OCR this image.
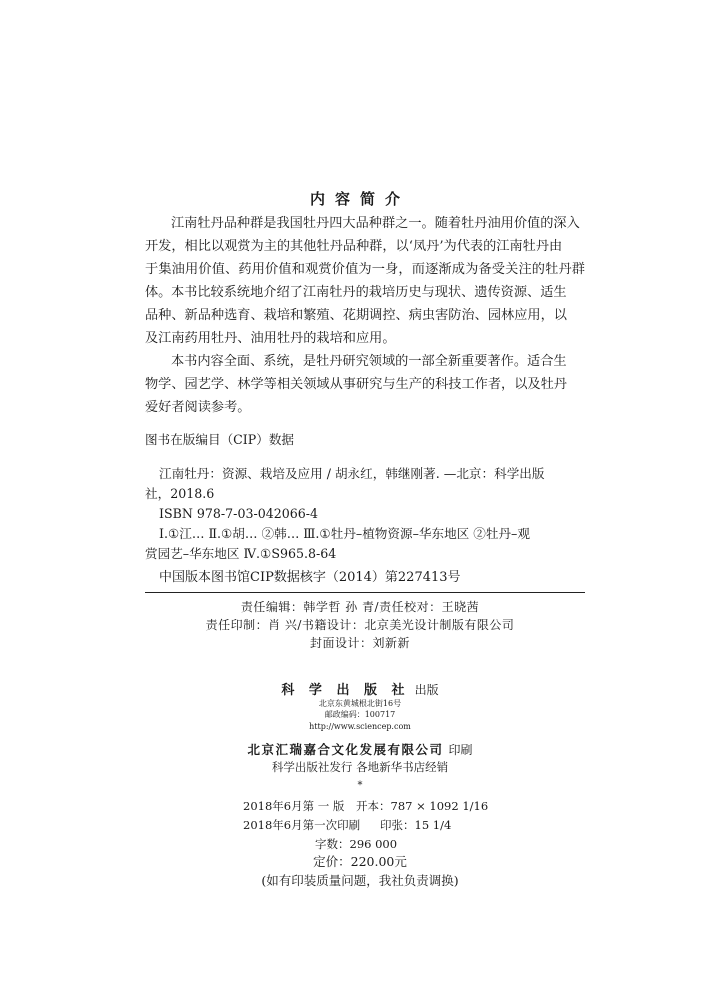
内容简介
江南牡丹品种群是我国牡丹四大品种群之一。随着牡丹油用价值的深入
开发，相比以观赏为主的其他牡丹品种群，以‘凤丹’为代表的江南牡丹由
于集油用价值、药用价值和观赏价值为一身，而逐渐成为备受关注的牡丹群体。 本书比较系统地介绍了江南牡丹的栽培历史与现状、遗传资源、适生
品种、新品种选育、栽培和繁殖、花期调控、病虫害防治、园林应用，以
及江南药用牡丹、油用牡丹的栽培和应用。
本书内容全面、系统，是牡丹研究领域的一部全新重要著作。适合生
物学、园艺学、林学等相关领域从事研究与生产的科技工作者，以及牡丹
爱好者阅读参考。
图书在版编目（CIP）数据
江南牡丹：资源、栽培及应用 / 胡永红，韩继刚著. —北京：科学出版
社，2018.6
ISBN 978-7-03-042066-4
Ⅰ.①江… Ⅱ.①胡… ②韩… Ⅲ.①牡丹–植物资源–华东地区 ②牡丹–观
赏园艺–华东地区 Ⅳ.①S965.8-64
中国版本图书馆CIP数据核字（2014）第227413号
责任编辑：韩学哲 孙 青/责任校对：王晓茜
责任印制：肖 兴/书籍设计：北京美光设计制版有限公司
封面设计：刘新新
科 学 出 版 社 出版
北京东黄城根北街16号
邮政编码：100717
http://www.sciencep.com
北京汇瑞嘉合文化发展有限公司 印刷
科学出版社发行 各地新华书店经销
*
2018年6月第 一 版 开本：787 × 1092 1/16
2018年6月第一次印刷 印张：15 1/4
字数：296 000
定价：220.00元
(如有印装质量问题，我社负责调换)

········

Extract every line containing the string "华东地区" from the data above.

**OUTPUT**
Ⅰ.①江… Ⅱ.①胡… ②韩… Ⅲ.①牡丹–植物资源–华东地区 ②牡丹–观
赏园艺–华东地区 Ⅳ.①S965.8-64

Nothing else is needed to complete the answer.